'''
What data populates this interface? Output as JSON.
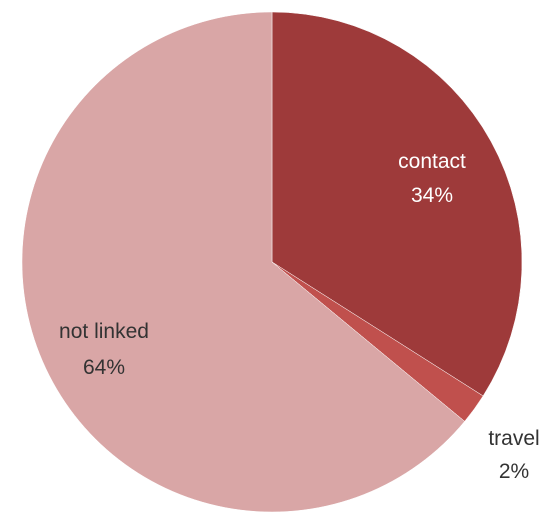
{
  "chart_data": {
    "type": "pie",
    "start_angle_deg": 0,
    "direction": "clockwise",
    "slices": [
      {
        "label": "contact",
        "percent_label": "34%",
        "value": 34,
        "color": "#9e3a3a",
        "label_color": "#ffffff"
      },
      {
        "label": "travel",
        "percent_label": "2%",
        "value": 2,
        "color": "#c0504d",
        "label_color": "#333333"
      },
      {
        "label": "not linked",
        "percent_label": "64%",
        "value": 64,
        "color": "#d9a6a6",
        "label_color": "#333333"
      }
    ]
  }
}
'''
Pictures are excluded; copy every other part of the records exactly.

[Result of this task]:
What data populates this interface? Output as JSON.
{
  "chart_data": {
    "type": "pie",
    "start_angle_deg": 0,
    "direction": "clockwise",
    "slices": [
      {
        "label": "contact",
        "percent_label": "34%",
        "value": 34,
        "color": "#9e3a3a",
        "label_color": "#ffffff"
      },
      {
        "label": "travel",
        "percent_label": "2%",
        "value": 2,
        "color": "#c0504d",
        "label_color": "#333333"
      },
      {
        "label": "not linked",
        "percent_label": "64%",
        "value": 64,
        "color": "#d9a6a6",
        "label_color": "#333333"
      }
    ]
  }
}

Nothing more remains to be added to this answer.